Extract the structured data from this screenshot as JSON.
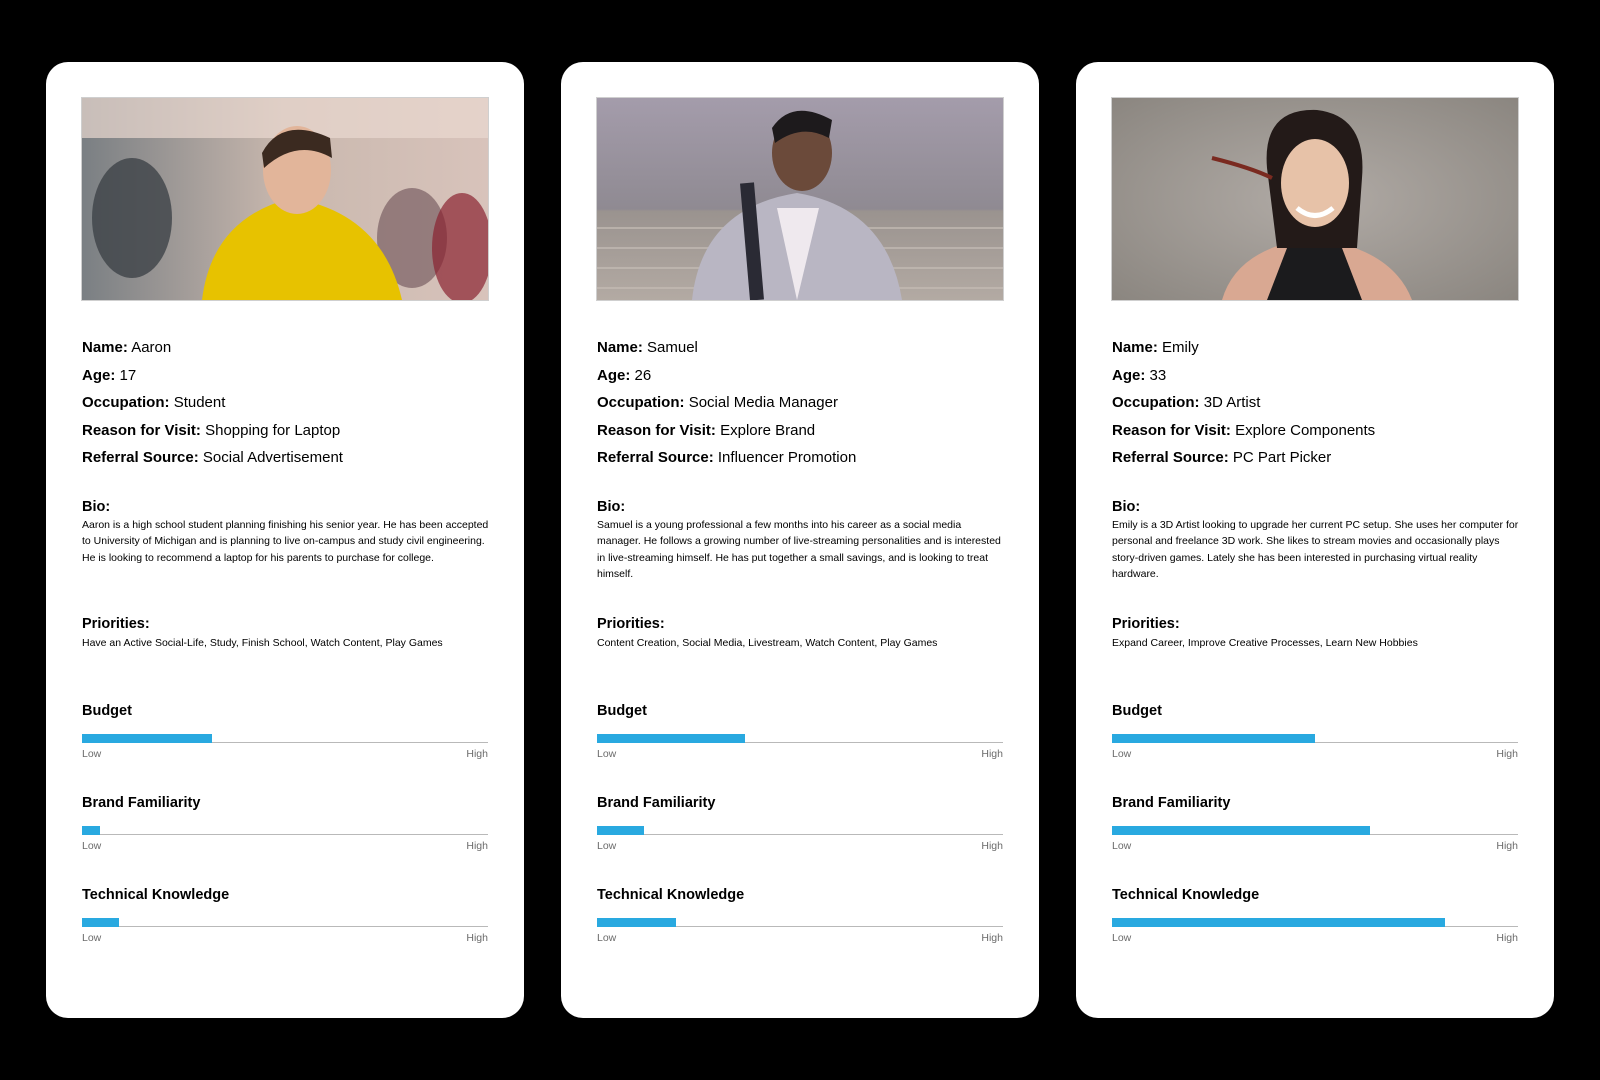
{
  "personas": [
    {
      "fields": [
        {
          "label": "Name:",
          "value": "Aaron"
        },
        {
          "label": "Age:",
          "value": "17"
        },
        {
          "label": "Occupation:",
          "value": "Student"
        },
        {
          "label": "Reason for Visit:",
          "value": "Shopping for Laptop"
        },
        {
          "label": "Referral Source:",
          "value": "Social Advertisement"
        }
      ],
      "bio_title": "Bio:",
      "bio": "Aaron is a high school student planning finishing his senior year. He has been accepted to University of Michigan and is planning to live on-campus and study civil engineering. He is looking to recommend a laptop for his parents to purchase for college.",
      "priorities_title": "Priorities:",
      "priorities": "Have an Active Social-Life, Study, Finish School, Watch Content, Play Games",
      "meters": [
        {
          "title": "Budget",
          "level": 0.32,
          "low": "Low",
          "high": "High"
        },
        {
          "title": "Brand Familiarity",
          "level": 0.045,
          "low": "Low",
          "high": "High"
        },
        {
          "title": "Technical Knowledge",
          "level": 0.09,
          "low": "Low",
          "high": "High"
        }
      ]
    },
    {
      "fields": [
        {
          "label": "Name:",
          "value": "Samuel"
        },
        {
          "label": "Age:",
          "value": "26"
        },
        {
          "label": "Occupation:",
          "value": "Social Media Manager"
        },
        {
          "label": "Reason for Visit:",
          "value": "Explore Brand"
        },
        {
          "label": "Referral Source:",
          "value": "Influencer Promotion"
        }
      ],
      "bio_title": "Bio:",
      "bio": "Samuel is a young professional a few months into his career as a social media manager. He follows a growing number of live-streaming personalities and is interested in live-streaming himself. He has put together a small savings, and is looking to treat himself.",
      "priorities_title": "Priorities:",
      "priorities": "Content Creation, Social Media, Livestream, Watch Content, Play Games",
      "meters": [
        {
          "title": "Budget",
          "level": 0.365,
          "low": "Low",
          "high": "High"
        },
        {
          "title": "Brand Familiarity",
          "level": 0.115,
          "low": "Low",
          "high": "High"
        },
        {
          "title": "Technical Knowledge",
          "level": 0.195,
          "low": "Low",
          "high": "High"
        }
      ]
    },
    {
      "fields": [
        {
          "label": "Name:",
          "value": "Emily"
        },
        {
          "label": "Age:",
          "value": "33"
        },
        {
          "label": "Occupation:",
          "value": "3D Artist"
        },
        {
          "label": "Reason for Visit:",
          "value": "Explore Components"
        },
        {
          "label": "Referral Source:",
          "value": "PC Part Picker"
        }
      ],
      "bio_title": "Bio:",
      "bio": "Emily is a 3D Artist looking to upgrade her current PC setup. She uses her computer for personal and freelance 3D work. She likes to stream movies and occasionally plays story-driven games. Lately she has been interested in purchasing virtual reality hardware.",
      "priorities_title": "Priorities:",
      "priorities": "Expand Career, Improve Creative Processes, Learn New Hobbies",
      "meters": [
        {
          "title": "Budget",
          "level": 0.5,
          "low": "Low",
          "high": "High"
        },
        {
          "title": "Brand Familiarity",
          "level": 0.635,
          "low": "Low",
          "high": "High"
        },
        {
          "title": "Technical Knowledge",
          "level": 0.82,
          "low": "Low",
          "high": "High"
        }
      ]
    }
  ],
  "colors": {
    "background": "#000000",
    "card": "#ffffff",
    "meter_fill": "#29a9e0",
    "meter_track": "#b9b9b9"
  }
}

----------

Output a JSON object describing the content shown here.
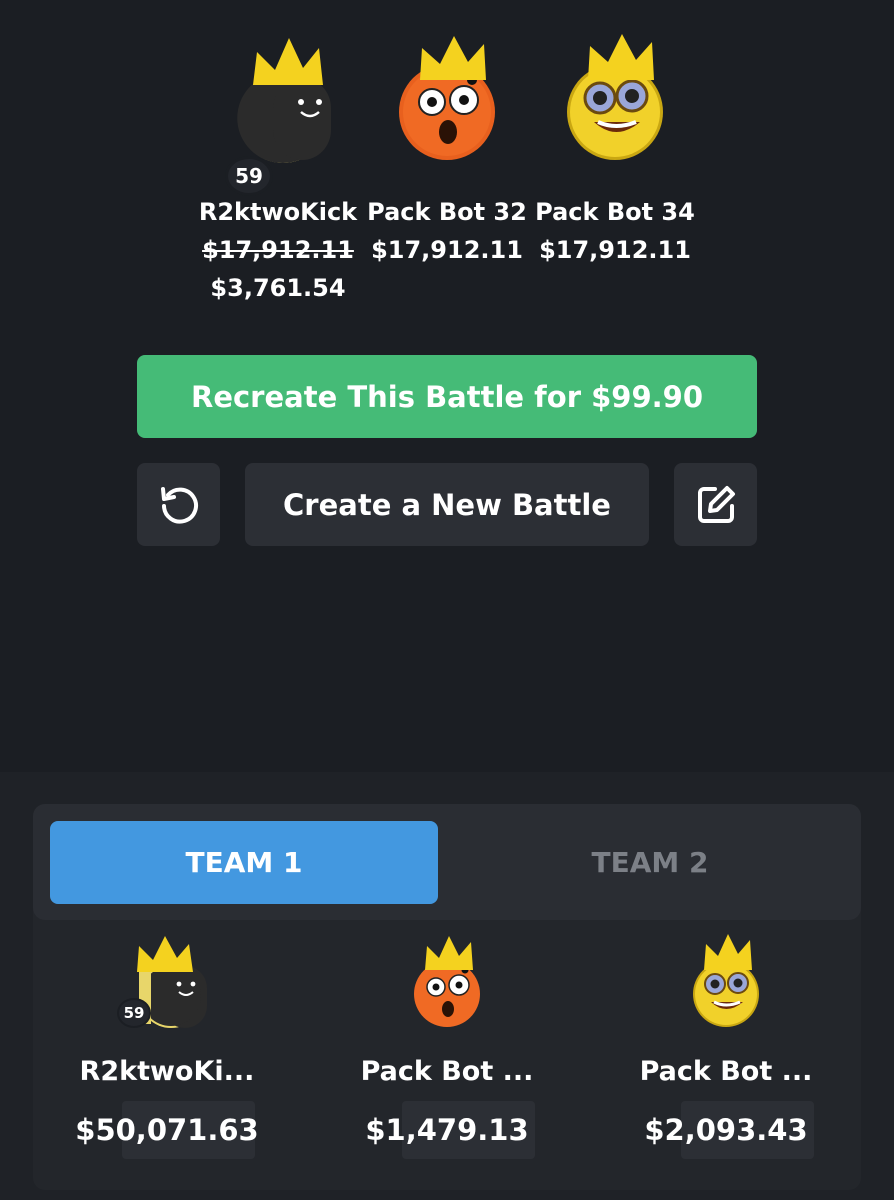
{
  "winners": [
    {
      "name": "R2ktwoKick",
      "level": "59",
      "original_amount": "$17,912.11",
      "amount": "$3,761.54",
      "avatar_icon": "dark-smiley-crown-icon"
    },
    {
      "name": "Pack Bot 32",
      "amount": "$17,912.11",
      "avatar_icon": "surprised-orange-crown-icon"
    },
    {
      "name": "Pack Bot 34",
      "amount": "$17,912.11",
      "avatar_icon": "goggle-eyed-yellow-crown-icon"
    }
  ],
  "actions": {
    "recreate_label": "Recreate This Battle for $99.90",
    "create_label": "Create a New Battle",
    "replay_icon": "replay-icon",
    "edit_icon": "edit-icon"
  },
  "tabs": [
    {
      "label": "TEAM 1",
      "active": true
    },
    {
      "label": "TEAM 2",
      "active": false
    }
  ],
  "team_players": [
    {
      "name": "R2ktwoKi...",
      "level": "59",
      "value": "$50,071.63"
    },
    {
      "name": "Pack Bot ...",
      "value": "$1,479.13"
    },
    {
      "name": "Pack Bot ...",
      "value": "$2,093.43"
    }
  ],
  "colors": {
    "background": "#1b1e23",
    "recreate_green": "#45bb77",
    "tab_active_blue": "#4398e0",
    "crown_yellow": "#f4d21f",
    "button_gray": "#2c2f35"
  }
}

----------

Search the entries for "Watch" and copy out each line that has it.

Solution ->
      "priorities": "Have an Active Social-Life, Study, Finish School, Watch Content, Play Games",
      "priorities": "Content Creation, Social Media, Livestream, Watch Content, Play Games",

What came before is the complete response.